▶ GIVEN INSTRUCTION: Every line that includes the word "точок" is to be listed.

____

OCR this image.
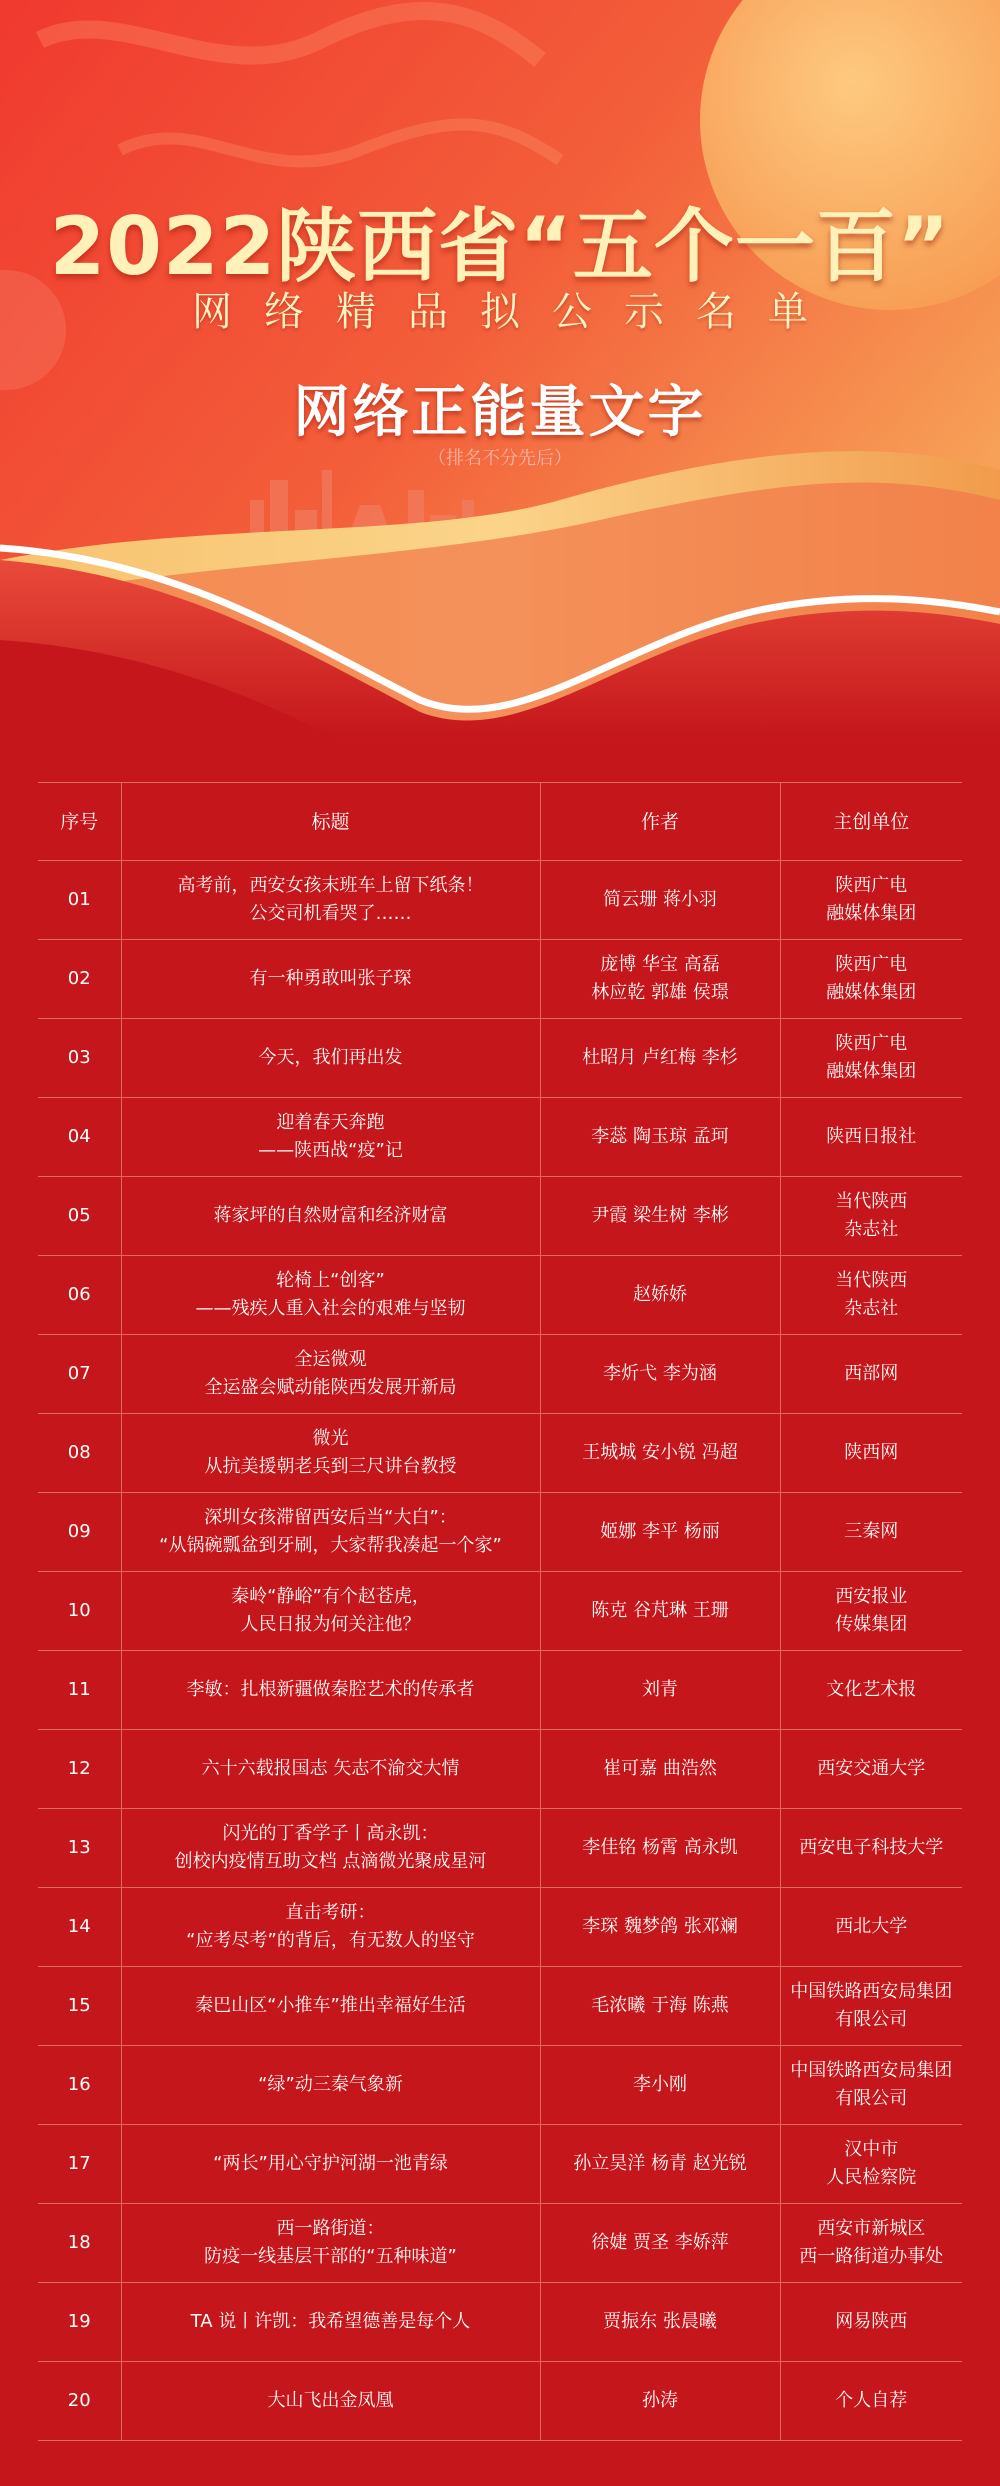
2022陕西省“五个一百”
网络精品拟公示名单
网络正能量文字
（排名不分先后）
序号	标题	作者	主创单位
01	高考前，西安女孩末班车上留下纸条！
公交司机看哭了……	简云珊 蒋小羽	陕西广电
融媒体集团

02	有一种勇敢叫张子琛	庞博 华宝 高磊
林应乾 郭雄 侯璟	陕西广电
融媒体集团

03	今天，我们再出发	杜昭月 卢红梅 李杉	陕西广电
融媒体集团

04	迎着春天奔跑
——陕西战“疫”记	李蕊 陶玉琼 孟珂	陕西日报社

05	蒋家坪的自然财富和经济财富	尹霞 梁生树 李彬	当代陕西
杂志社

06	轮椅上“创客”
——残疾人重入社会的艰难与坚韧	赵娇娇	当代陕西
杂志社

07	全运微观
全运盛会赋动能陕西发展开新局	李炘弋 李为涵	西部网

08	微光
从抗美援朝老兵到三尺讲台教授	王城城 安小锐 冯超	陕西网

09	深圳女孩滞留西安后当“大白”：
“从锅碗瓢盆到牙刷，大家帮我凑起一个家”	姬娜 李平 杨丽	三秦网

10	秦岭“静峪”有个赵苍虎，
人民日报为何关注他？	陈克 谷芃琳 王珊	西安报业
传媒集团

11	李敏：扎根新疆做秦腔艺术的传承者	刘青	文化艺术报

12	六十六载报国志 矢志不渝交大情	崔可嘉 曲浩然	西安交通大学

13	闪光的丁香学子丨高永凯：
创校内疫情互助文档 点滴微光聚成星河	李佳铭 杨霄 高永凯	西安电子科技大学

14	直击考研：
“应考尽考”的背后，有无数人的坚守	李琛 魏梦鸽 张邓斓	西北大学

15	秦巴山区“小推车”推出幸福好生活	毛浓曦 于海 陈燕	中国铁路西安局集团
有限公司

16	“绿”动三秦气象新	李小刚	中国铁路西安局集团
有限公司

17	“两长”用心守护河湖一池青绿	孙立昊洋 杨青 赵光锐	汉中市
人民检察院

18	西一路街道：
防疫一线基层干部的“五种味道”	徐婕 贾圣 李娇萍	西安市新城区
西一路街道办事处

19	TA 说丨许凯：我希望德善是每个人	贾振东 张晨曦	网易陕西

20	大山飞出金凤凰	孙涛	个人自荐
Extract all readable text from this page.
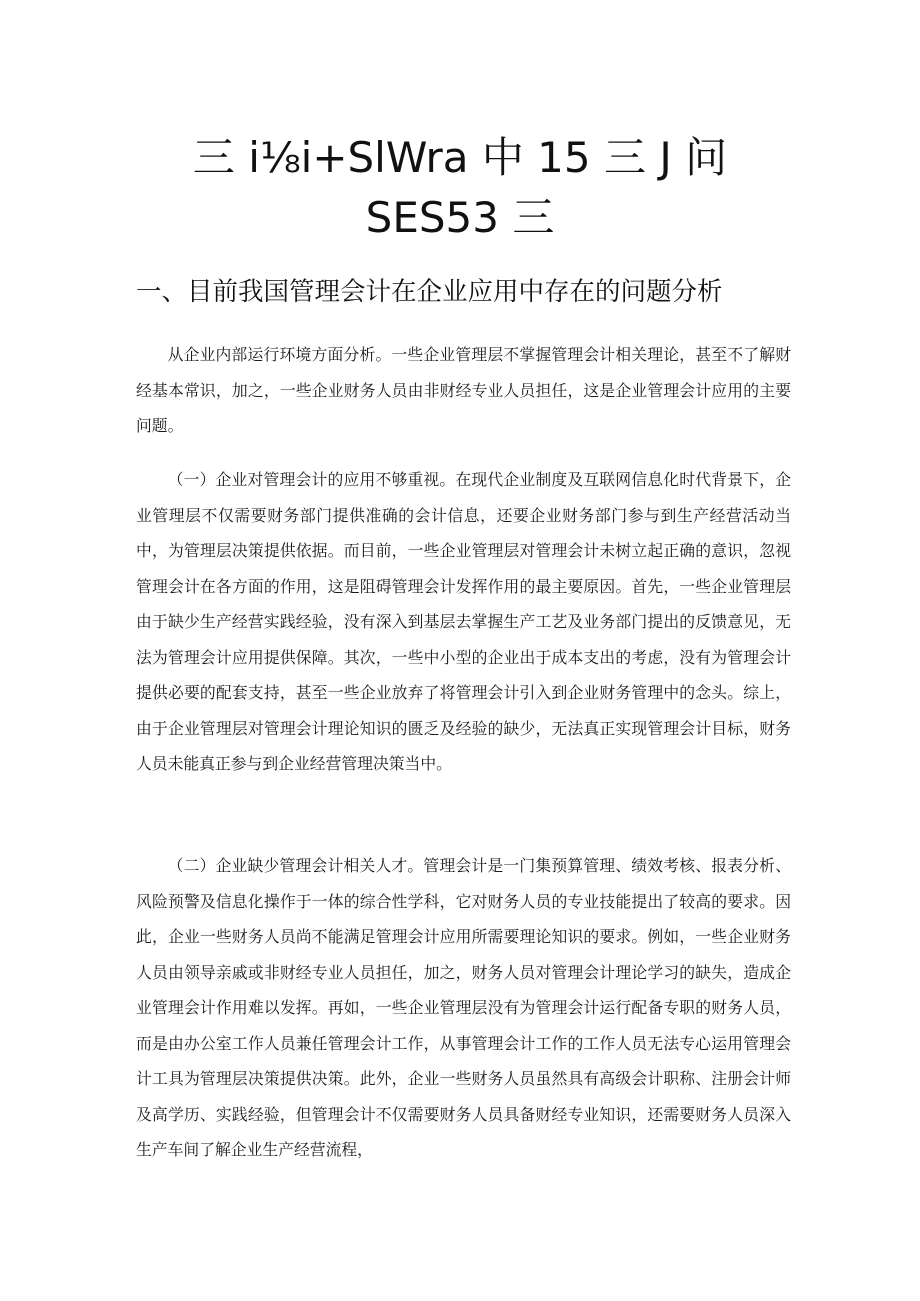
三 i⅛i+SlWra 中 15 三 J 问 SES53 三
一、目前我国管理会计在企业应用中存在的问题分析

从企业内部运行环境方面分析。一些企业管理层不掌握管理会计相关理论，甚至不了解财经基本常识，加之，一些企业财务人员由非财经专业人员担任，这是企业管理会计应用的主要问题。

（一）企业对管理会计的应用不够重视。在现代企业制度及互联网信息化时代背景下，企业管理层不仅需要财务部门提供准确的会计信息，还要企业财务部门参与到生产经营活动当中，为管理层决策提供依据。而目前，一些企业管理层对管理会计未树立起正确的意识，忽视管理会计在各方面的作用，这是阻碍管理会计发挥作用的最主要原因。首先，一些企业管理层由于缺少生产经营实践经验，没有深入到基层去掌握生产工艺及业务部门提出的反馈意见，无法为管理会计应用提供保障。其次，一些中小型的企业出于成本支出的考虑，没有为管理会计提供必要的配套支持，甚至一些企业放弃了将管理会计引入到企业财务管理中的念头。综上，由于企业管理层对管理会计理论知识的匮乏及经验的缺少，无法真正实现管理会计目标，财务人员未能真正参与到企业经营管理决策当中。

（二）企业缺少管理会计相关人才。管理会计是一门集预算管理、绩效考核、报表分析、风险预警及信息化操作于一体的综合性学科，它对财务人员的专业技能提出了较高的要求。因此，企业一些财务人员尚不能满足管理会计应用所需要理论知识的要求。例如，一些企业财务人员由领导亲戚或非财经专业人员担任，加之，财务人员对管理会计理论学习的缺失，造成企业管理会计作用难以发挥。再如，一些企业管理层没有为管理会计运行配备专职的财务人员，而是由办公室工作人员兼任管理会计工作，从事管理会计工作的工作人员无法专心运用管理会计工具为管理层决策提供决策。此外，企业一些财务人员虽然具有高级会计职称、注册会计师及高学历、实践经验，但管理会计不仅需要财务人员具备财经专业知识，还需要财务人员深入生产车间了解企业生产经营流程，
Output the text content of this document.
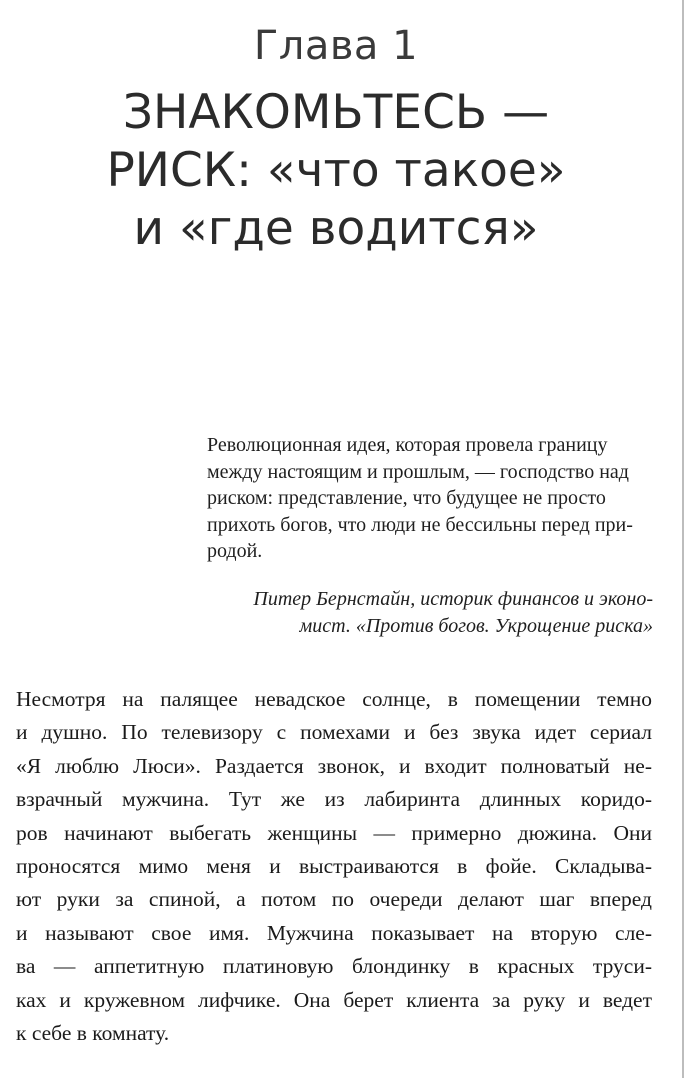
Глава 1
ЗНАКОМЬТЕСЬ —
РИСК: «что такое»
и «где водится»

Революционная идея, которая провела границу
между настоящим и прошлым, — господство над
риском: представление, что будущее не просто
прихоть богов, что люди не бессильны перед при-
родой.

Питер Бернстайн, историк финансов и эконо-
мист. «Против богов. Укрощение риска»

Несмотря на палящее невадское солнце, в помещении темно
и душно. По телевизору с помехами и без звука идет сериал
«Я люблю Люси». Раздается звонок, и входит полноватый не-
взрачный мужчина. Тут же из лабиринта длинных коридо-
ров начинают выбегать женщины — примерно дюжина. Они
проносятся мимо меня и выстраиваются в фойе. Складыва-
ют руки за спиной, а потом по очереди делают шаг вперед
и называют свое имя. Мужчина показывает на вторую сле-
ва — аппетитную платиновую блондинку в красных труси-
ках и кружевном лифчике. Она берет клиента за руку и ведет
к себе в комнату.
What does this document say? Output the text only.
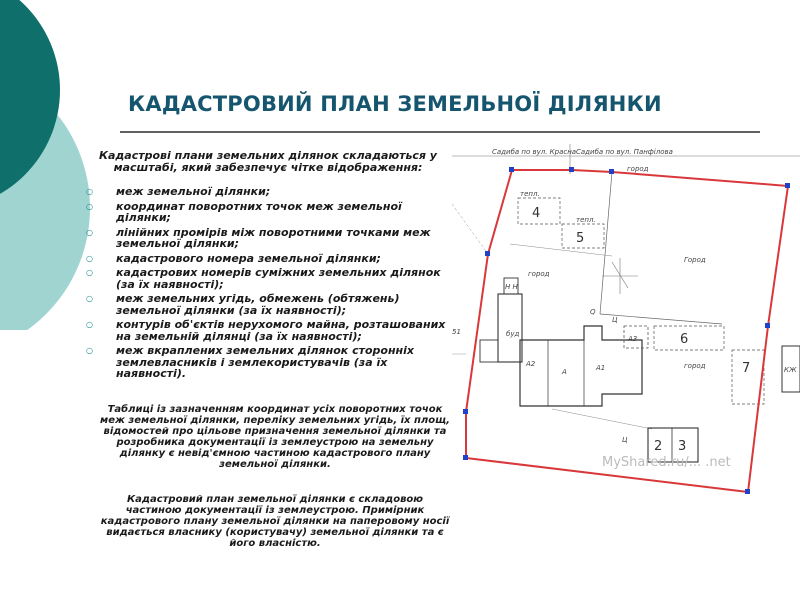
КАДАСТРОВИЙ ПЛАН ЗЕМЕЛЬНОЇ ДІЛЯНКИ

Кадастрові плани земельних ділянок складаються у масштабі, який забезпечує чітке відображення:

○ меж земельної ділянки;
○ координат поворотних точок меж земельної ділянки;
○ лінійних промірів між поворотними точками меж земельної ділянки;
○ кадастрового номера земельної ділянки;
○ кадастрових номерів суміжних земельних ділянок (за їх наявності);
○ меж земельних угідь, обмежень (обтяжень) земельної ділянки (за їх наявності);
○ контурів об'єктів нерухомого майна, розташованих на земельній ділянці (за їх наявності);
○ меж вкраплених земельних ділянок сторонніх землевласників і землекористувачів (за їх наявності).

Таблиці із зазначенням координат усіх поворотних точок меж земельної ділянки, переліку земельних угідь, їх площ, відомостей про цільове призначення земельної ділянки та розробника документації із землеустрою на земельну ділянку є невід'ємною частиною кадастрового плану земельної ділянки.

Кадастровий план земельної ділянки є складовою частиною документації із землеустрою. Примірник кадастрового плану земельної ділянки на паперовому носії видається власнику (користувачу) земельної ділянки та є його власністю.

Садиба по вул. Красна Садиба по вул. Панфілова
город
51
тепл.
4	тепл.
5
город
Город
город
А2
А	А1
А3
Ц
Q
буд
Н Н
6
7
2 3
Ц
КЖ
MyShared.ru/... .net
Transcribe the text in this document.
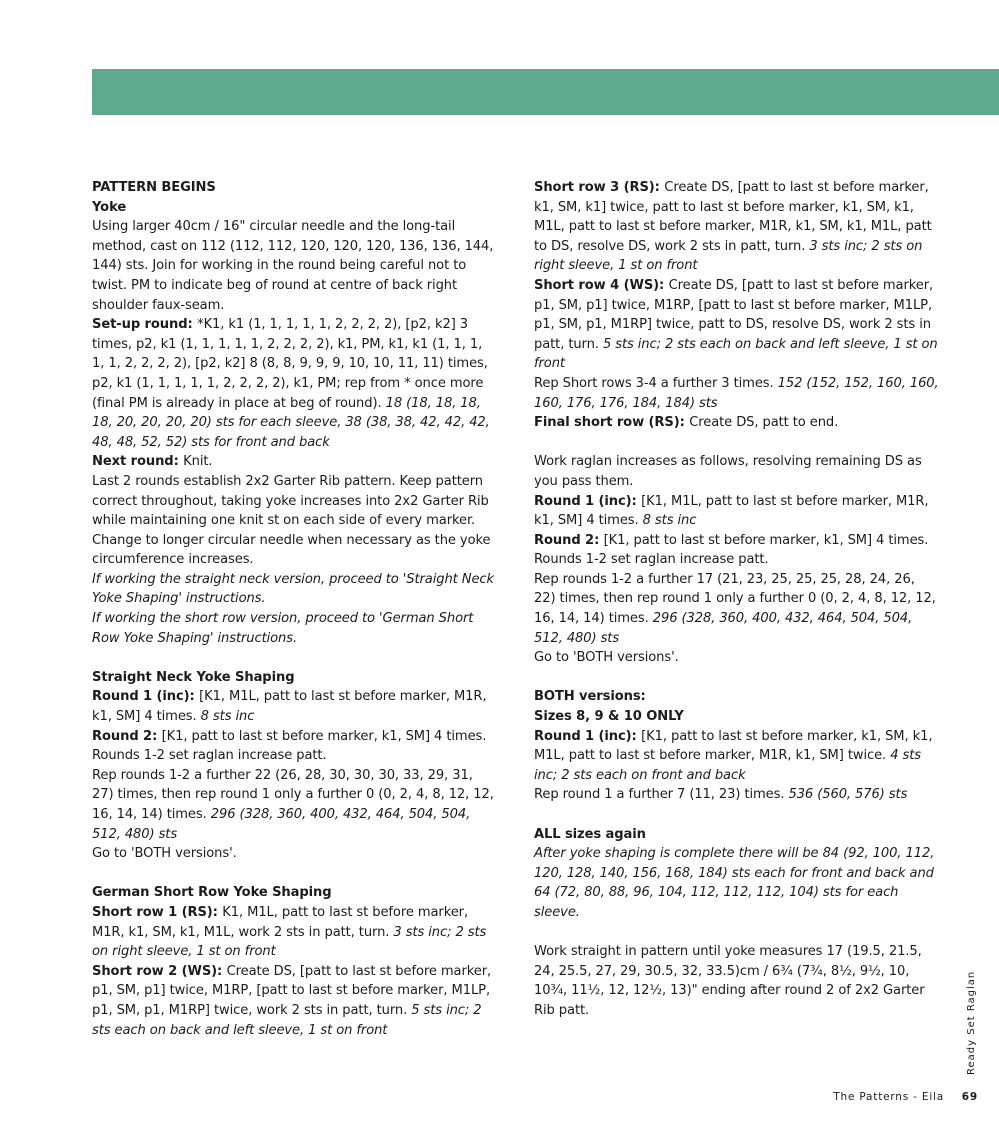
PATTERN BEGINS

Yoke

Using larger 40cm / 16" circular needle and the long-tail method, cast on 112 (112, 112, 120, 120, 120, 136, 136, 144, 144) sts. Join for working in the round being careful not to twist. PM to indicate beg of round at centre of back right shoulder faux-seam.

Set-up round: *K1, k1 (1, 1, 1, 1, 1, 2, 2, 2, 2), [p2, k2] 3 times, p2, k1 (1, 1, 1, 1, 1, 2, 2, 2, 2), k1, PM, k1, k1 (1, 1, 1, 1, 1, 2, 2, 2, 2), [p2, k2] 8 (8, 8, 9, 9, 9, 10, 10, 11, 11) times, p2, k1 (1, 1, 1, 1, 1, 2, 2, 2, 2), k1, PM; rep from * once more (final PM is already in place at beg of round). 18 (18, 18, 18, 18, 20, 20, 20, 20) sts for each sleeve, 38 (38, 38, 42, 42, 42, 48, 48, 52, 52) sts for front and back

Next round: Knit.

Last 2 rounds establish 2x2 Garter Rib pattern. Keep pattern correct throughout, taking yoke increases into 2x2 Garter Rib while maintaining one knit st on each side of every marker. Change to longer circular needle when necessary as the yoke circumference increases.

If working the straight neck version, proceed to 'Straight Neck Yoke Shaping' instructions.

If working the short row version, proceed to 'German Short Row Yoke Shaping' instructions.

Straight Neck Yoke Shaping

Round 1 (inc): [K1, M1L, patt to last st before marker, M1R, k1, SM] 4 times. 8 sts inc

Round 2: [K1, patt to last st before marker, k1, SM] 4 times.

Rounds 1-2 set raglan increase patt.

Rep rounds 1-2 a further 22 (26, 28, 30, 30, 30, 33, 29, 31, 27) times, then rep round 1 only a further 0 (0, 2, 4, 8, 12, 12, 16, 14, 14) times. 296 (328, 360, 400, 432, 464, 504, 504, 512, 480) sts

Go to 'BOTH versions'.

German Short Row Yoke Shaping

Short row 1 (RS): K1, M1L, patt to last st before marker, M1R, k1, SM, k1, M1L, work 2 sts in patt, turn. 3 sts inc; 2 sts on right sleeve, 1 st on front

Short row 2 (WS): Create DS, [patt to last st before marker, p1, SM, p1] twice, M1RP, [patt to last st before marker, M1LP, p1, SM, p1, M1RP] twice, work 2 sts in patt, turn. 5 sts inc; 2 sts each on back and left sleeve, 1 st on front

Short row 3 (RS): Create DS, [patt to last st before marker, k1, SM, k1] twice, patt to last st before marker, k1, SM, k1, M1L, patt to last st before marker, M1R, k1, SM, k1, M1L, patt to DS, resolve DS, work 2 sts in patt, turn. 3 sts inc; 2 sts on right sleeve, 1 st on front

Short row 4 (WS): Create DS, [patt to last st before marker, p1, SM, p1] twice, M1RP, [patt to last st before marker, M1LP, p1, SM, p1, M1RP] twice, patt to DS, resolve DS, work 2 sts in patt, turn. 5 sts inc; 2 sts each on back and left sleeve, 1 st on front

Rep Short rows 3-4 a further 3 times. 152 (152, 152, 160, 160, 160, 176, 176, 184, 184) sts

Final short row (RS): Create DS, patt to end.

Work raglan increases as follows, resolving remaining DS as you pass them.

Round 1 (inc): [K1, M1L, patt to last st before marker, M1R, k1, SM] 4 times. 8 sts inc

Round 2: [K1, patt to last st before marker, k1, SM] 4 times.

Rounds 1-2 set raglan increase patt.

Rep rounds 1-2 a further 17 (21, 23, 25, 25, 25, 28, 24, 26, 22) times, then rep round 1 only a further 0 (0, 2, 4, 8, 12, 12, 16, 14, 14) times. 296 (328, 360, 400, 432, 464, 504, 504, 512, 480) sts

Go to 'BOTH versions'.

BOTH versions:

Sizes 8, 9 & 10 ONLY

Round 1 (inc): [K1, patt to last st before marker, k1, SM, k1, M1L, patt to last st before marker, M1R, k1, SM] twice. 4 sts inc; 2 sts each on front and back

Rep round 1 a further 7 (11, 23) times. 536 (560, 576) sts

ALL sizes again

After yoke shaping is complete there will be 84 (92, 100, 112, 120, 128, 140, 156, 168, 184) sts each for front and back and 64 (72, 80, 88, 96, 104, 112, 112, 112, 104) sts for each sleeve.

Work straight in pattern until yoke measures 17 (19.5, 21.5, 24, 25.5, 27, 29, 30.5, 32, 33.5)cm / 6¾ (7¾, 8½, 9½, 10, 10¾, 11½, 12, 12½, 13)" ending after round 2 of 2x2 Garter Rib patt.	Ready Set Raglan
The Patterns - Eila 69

____

▶ PROBLEM SOLUTION:
○ координат поворотних точок меж земельної ділянки;
Таблиці із зазначенням координат усіх поворотних точок меж земельної ділянки, переліку земельних угідь, їх площ, відомостей про цільове призначення земельної ділянки та розробника документації із землеустрою на земельну ділянку є невід'ємною частиною кадастрового плану земельної ділянки.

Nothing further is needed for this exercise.